Listed entries:
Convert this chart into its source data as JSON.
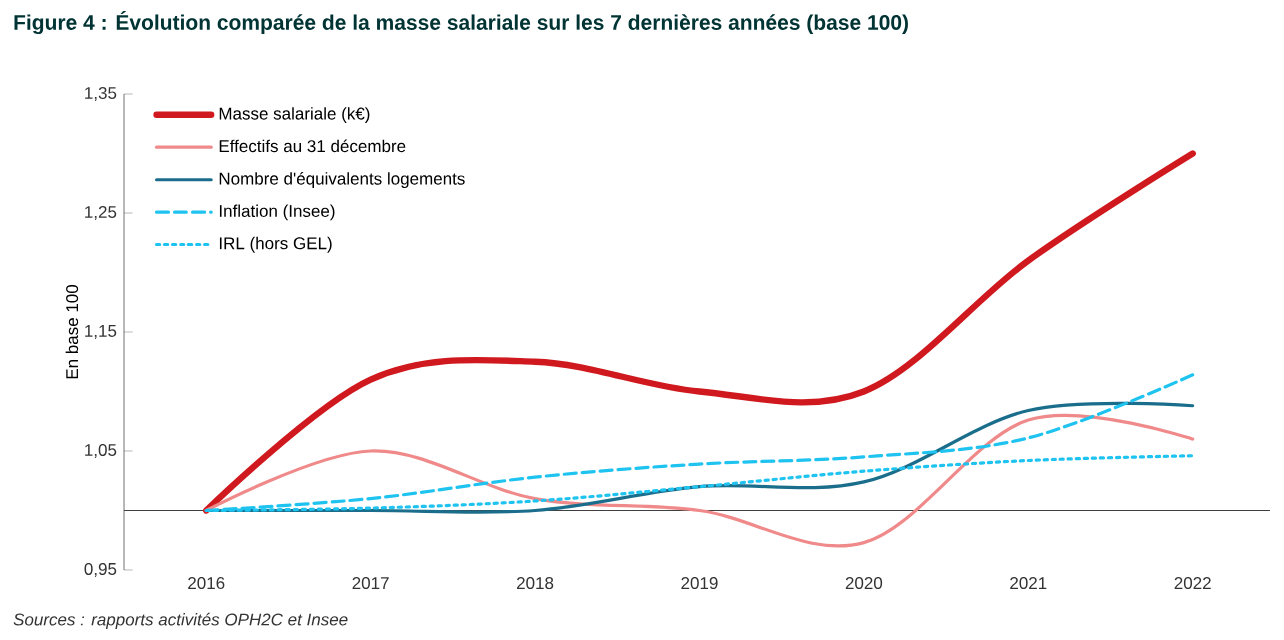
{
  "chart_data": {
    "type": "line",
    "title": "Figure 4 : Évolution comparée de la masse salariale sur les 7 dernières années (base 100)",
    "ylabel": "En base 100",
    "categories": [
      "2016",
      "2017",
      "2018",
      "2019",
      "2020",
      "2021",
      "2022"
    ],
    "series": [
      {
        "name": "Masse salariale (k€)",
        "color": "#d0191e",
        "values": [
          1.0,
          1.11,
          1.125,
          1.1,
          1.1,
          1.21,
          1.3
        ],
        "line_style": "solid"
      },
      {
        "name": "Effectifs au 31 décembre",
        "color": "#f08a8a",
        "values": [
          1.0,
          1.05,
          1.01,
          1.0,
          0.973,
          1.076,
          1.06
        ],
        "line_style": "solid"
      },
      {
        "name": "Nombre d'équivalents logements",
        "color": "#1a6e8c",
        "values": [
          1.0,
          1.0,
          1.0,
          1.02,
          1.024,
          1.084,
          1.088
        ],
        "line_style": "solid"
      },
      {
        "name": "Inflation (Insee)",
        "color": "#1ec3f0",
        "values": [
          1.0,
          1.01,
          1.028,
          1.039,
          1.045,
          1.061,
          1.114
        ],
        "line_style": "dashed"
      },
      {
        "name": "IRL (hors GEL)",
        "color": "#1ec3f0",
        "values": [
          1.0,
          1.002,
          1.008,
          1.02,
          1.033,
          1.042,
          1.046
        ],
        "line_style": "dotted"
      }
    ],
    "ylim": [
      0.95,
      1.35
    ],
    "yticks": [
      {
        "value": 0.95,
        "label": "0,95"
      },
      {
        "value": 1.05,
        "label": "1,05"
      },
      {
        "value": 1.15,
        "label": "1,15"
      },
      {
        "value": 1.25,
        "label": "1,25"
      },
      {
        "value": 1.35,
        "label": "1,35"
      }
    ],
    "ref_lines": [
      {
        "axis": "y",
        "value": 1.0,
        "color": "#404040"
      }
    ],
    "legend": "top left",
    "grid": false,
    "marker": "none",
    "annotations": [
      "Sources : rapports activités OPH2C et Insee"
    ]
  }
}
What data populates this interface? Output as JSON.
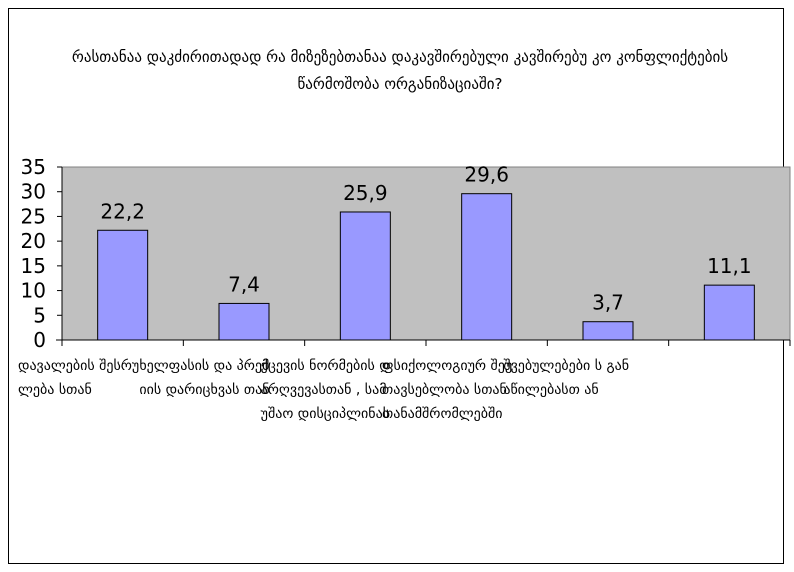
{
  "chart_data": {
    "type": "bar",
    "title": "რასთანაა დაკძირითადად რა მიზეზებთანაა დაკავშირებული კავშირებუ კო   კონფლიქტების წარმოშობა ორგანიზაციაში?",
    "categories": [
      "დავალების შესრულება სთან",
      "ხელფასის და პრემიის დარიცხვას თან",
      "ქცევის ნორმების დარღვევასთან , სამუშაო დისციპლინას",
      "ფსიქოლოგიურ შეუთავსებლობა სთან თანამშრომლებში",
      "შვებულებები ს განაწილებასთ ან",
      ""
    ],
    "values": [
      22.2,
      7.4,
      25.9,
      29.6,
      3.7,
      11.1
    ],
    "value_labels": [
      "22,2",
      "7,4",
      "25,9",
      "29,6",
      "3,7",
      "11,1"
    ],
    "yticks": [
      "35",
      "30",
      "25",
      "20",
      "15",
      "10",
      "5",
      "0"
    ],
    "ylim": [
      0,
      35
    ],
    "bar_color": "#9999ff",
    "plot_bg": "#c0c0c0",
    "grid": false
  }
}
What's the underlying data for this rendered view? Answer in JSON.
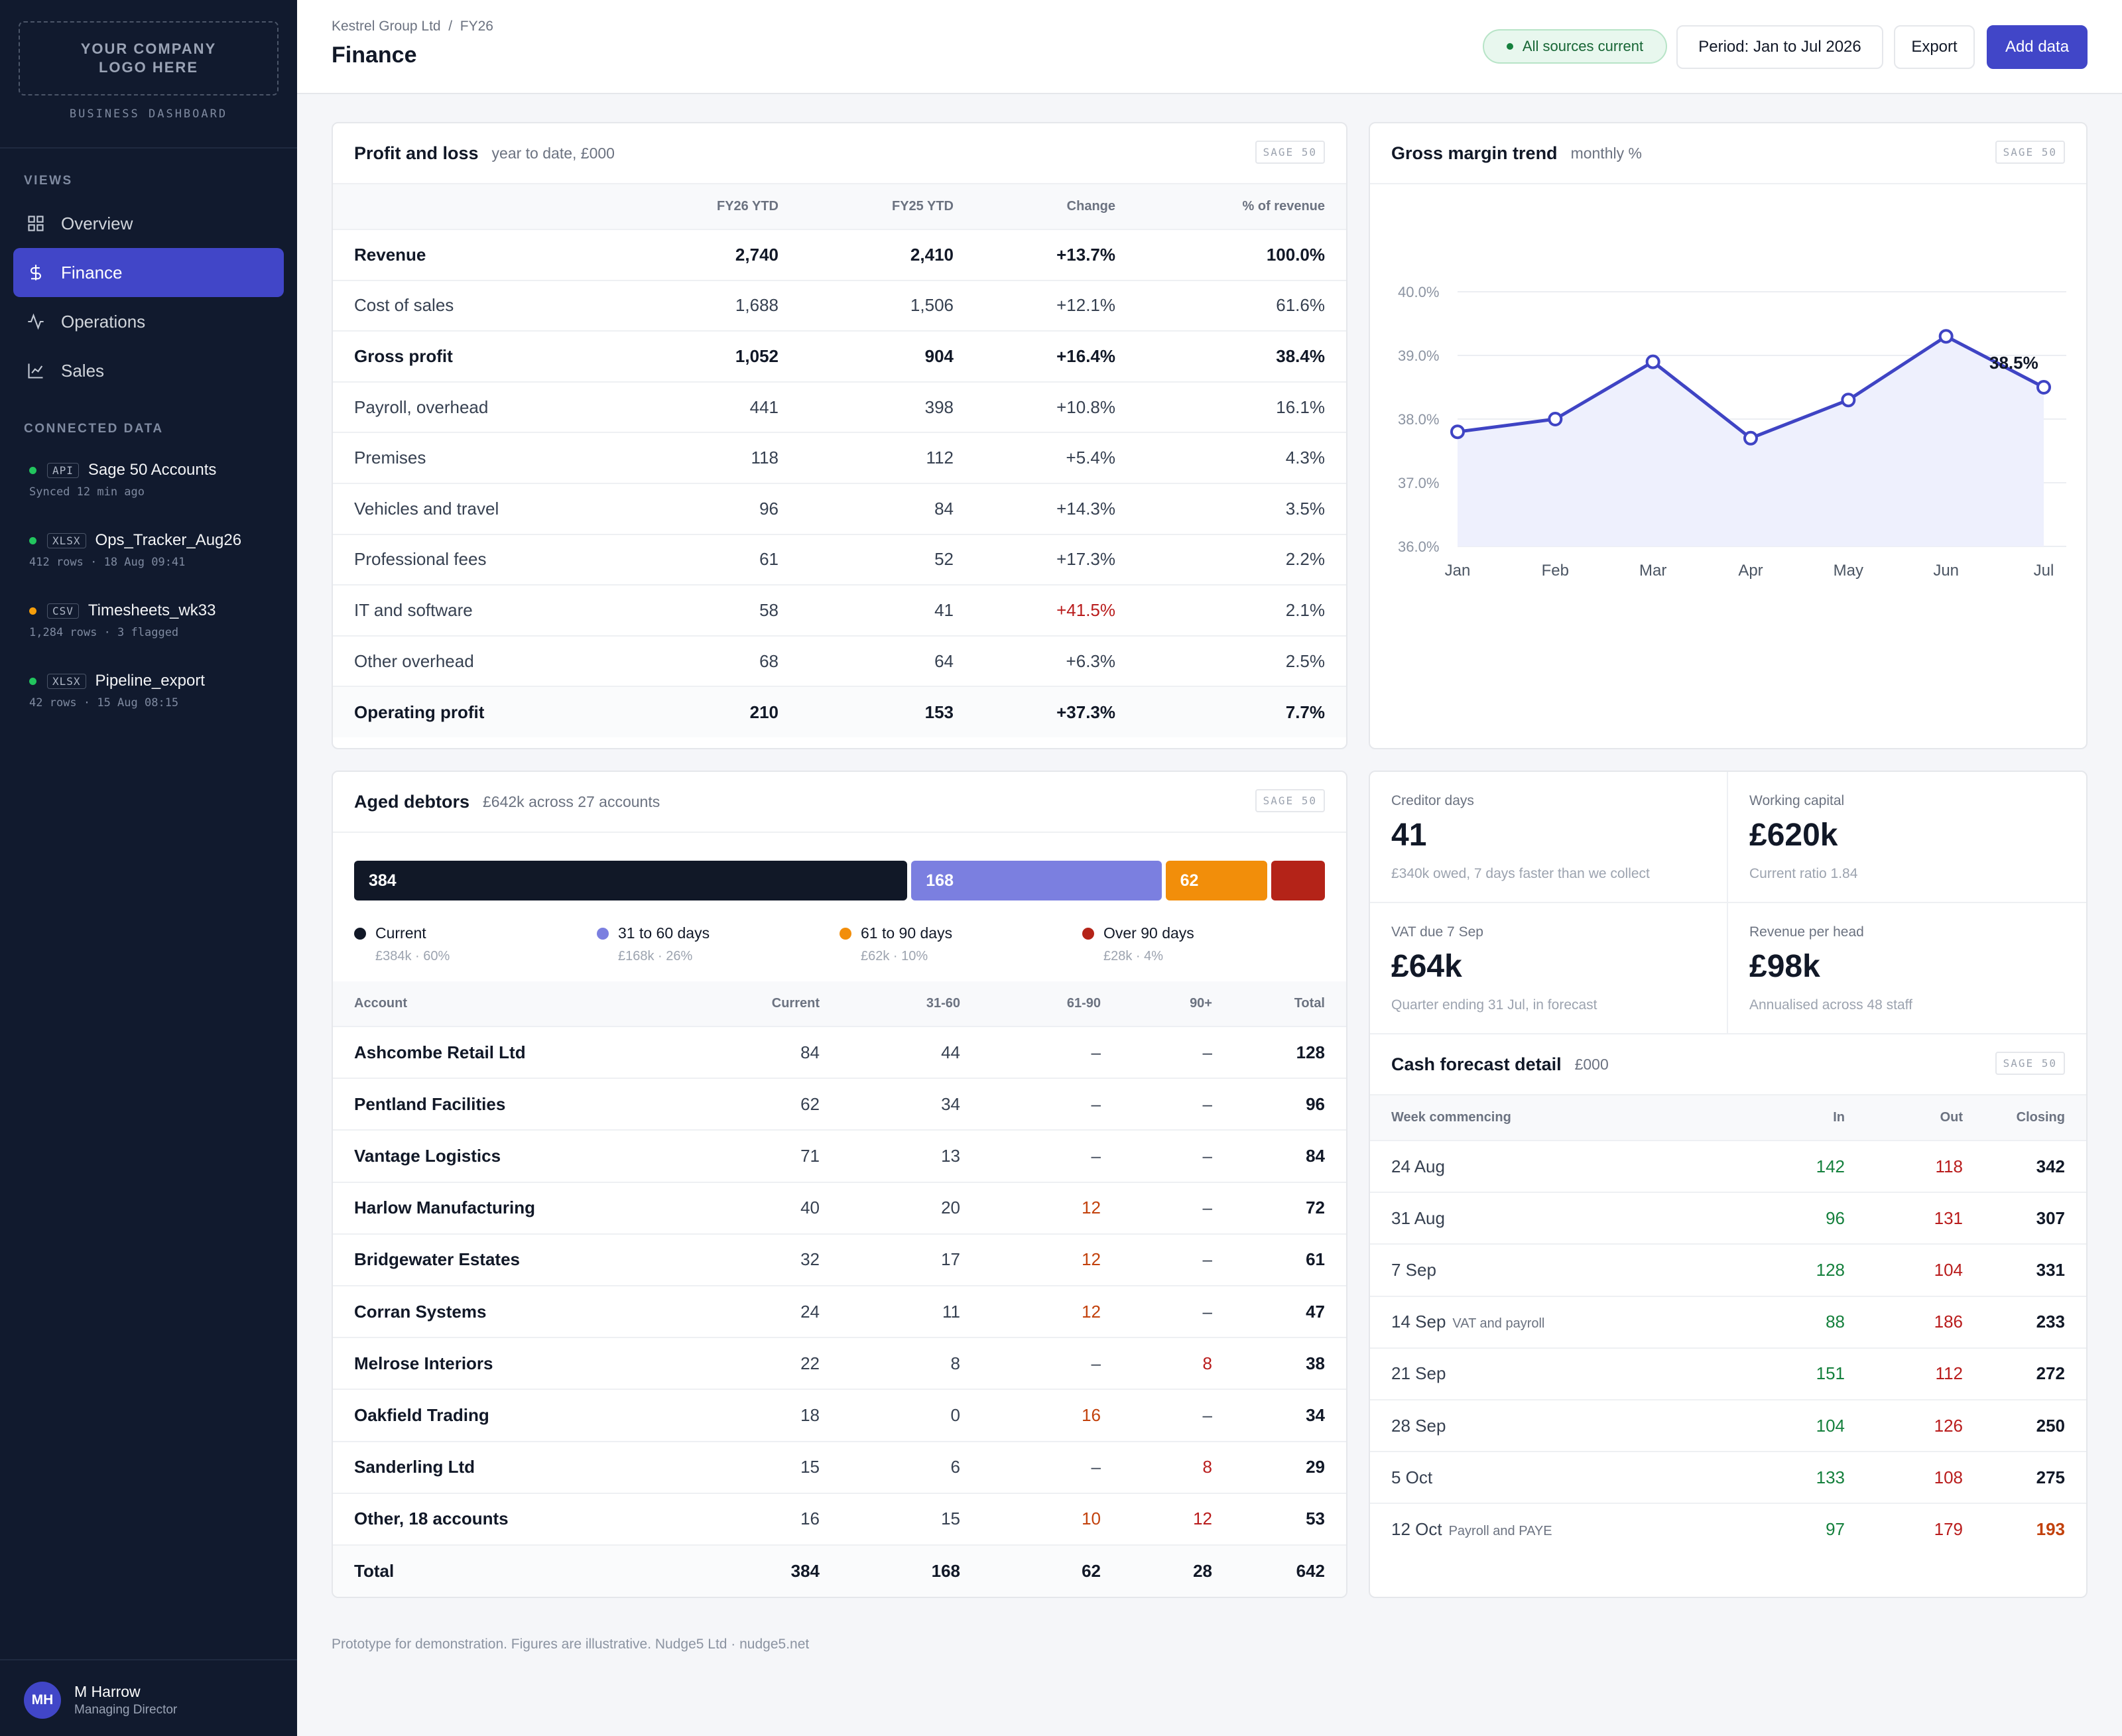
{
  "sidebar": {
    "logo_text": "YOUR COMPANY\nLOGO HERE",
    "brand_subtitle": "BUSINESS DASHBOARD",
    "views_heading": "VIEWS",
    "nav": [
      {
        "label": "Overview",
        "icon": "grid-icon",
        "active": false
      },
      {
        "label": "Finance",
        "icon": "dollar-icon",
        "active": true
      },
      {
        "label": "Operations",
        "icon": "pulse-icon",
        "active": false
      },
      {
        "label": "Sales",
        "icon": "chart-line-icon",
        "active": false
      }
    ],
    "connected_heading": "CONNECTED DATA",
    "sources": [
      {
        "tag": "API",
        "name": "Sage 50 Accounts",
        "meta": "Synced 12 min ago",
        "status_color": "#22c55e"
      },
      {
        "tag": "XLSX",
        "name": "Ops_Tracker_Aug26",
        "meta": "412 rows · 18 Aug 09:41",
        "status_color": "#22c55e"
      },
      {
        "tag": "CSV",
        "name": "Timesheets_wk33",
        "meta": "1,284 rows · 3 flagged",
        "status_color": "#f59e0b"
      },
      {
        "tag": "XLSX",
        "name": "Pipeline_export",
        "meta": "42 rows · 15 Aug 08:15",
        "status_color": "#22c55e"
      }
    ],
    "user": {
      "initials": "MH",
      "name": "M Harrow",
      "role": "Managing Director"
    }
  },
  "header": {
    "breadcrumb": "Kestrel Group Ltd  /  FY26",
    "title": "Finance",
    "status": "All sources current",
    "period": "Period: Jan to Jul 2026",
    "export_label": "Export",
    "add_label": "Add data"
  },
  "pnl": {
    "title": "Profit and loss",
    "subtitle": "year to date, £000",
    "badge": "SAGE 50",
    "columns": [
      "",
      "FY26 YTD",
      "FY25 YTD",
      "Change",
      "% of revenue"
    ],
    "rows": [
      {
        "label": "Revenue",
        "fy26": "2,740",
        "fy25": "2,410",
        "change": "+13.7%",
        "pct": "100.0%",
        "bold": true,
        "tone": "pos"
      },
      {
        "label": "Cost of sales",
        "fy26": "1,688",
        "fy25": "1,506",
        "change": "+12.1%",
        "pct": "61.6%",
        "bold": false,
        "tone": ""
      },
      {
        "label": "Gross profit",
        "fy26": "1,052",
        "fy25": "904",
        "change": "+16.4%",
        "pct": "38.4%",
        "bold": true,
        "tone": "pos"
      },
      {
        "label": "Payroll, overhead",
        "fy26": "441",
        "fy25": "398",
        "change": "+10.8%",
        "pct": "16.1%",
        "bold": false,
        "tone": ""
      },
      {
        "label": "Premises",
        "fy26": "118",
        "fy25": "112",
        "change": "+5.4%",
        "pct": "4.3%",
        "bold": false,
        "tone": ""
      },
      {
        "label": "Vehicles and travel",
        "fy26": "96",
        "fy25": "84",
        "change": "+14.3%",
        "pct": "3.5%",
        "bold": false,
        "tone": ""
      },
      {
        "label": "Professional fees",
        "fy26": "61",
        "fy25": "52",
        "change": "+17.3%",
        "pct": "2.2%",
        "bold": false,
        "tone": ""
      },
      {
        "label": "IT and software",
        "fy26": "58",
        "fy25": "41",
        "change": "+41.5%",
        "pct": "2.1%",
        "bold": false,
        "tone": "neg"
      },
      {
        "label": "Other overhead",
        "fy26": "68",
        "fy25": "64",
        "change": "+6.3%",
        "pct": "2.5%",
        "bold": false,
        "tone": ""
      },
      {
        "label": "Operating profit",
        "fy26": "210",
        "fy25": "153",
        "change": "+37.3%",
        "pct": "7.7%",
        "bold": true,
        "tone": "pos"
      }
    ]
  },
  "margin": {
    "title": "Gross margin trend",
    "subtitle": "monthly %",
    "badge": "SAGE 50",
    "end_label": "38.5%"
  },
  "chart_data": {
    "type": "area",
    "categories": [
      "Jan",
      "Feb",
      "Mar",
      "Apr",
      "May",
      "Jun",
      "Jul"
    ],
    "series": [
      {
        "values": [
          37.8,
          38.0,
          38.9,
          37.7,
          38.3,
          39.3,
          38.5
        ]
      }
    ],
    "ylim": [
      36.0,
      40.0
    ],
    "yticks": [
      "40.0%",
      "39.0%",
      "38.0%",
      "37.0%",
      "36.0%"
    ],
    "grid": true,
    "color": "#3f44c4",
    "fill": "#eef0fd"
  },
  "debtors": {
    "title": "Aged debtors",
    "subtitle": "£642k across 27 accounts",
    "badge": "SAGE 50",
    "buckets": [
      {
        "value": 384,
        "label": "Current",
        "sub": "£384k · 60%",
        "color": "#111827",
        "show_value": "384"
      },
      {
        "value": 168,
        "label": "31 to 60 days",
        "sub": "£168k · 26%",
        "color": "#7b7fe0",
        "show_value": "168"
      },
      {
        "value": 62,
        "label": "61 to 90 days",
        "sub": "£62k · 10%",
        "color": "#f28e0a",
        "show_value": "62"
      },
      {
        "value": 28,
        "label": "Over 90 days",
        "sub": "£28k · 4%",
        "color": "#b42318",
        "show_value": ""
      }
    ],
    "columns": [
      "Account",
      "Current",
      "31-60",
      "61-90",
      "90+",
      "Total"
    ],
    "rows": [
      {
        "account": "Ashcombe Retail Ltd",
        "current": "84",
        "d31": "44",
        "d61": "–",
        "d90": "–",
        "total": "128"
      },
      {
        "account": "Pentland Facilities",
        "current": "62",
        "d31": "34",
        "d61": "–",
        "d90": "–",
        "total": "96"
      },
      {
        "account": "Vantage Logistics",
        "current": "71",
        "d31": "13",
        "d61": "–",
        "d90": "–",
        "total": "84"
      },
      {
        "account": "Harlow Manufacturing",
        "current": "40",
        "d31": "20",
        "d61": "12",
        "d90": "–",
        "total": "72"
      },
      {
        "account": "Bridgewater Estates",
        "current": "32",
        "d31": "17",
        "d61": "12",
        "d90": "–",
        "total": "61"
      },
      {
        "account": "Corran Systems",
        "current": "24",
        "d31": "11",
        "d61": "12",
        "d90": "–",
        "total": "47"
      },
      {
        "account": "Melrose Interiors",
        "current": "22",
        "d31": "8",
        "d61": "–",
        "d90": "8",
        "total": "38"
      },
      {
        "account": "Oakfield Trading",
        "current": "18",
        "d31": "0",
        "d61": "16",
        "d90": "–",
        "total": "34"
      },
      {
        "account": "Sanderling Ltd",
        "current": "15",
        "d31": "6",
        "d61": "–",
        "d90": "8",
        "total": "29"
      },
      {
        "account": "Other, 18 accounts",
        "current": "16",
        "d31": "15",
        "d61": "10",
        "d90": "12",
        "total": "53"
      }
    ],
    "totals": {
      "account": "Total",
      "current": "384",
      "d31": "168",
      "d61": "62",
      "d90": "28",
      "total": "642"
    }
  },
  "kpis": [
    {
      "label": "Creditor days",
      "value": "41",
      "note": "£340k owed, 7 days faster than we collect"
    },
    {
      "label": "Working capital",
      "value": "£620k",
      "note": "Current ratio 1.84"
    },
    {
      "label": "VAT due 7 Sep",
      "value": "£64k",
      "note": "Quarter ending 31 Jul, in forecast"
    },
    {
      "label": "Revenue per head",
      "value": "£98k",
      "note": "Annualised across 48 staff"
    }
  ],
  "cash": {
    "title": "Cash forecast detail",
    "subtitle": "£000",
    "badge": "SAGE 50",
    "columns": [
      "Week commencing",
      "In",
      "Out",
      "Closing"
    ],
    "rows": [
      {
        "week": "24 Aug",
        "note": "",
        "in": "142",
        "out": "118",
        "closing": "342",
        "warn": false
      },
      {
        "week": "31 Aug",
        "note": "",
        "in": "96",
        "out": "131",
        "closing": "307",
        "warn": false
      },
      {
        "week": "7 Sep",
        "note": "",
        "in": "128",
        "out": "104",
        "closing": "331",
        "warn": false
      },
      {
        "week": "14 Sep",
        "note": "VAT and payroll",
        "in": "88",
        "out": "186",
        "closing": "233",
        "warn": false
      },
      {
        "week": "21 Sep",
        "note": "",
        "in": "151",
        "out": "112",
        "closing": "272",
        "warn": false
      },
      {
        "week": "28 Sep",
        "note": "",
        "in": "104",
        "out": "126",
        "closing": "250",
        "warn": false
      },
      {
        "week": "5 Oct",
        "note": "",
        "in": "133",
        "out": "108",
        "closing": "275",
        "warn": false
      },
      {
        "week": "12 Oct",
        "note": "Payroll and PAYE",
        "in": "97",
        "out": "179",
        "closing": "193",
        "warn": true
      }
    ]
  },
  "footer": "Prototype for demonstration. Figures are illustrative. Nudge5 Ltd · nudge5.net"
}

Stated exercise: In the records above, find each line that holds the word "Other"; copy all such lines.

Solution to this problem:
        "label": "Other overhead",
        "account": "Other, 18 accounts",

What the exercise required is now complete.